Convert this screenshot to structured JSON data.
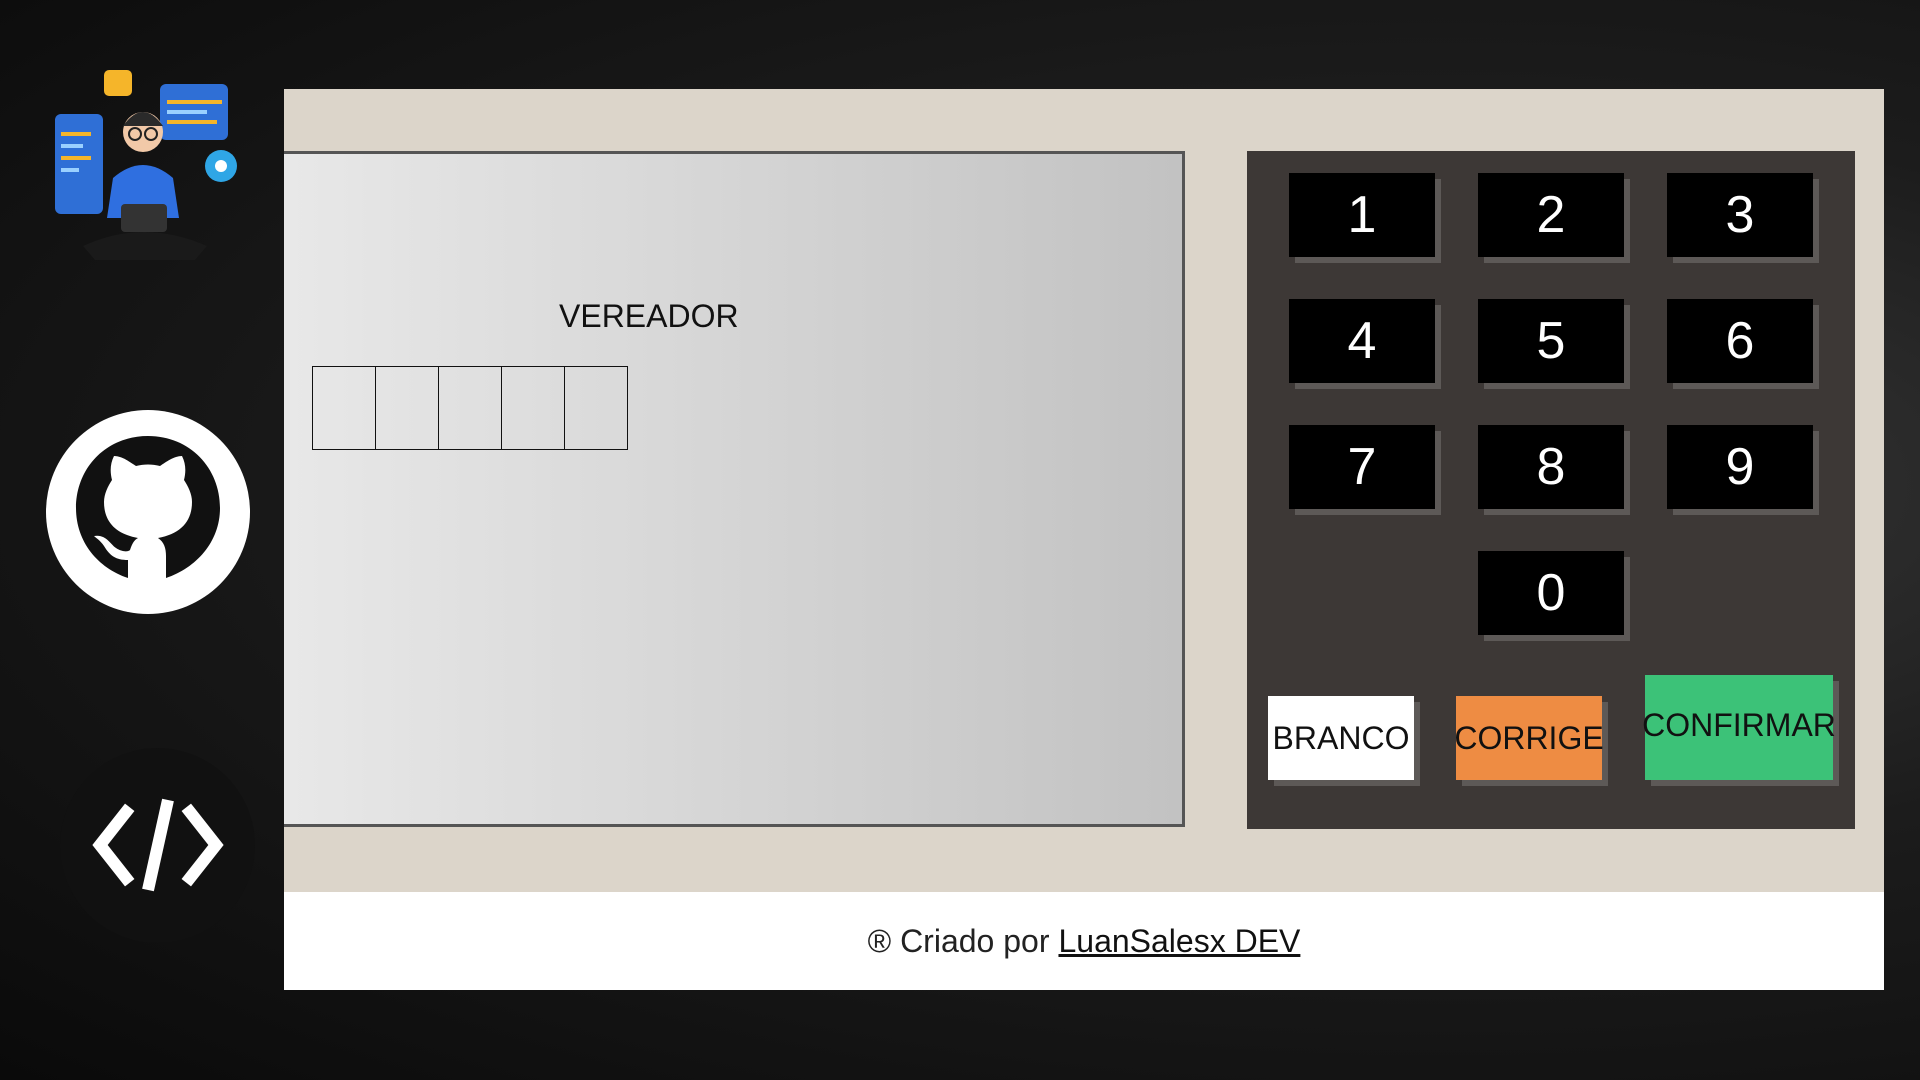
{
  "screen": {
    "office_label": "VEREADOR",
    "digit_boxes": 5
  },
  "keypad": {
    "keys": [
      "1",
      "2",
      "3",
      "4",
      "5",
      "6",
      "7",
      "8",
      "9",
      "0"
    ],
    "blank_label": "BRANCO",
    "correct_label": "CORRIGE",
    "confirm_label": "CONFIRMAR"
  },
  "colors": {
    "panel": "#dcd5ca",
    "keypad": "#3d3836",
    "blank": "#ffffff",
    "correct": "#ee8c43",
    "confirm": "#3cc278"
  },
  "footer": {
    "prefix": "® Criado por",
    "link_text": "LuanSalesx DEV"
  },
  "icons": [
    "developer-illustration-icon",
    "github-icon",
    "code-icon"
  ]
}
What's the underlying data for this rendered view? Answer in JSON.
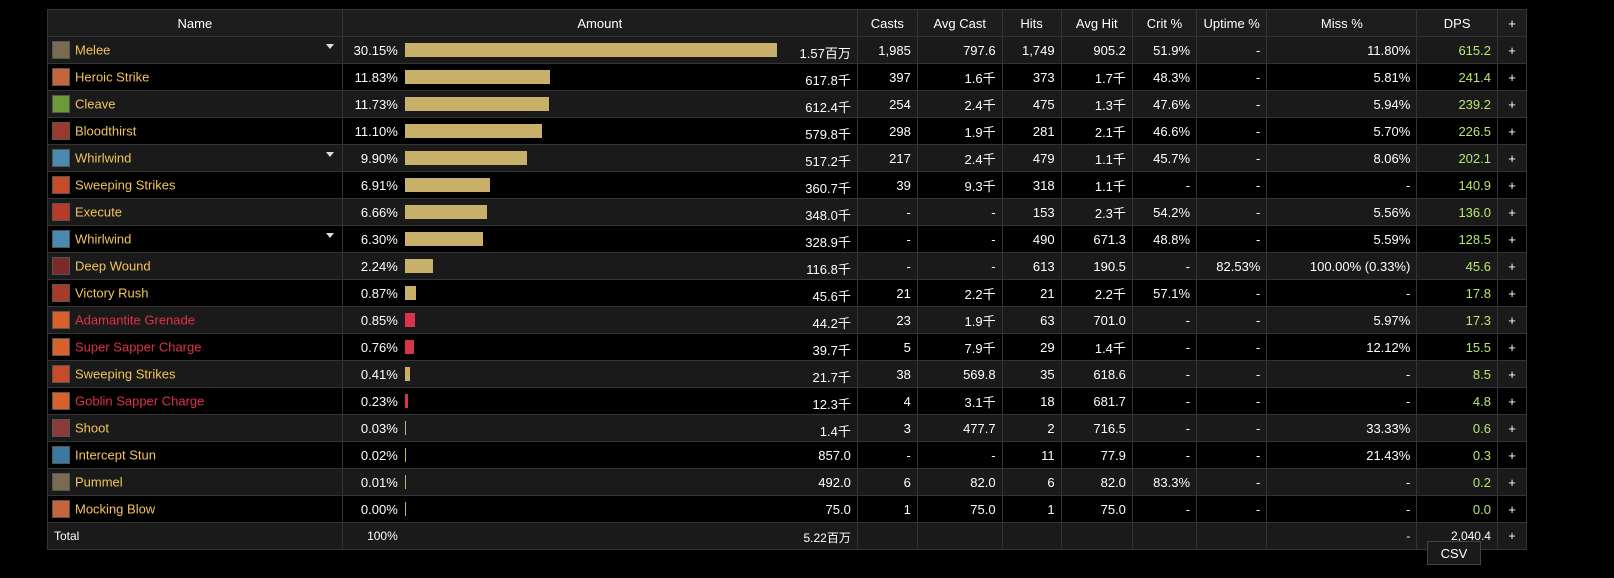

★ ★ ★

INSTRUCTIONS FOR THE TASK: Exclude all images and restate the records above word for word.

WRITTEN SOLUTION:
Convert this screenshot to structured JSON data.
{
  "screen": {
    "office_label": "VEREADOR",
    "digit_boxes": 5
  },
  "keypad": {
    "keys": [
      "1",
      "2",
      "3",
      "4",
      "5",
      "6",
      "7",
      "8",
      "9",
      "0"
    ],
    "blank_label": "BRANCO",
    "correct_label": "CORRIGE",
    "confirm_label": "CONFIRMAR"
  },
  "colors": {
    "panel": "#dcd5ca",
    "keypad": "#3d3836",
    "blank": "#ffffff",
    "correct": "#ee8c43",
    "confirm": "#3cc278"
  },
  "footer": {
    "prefix": "® Criado por",
    "link_text": "LuanSalesx DEV"
  },
  "icons": [
    "developer-illustration-icon",
    "github-icon",
    "code-icon"
  ]
}
What's the underlying data for this rendered view? Answer in JSON.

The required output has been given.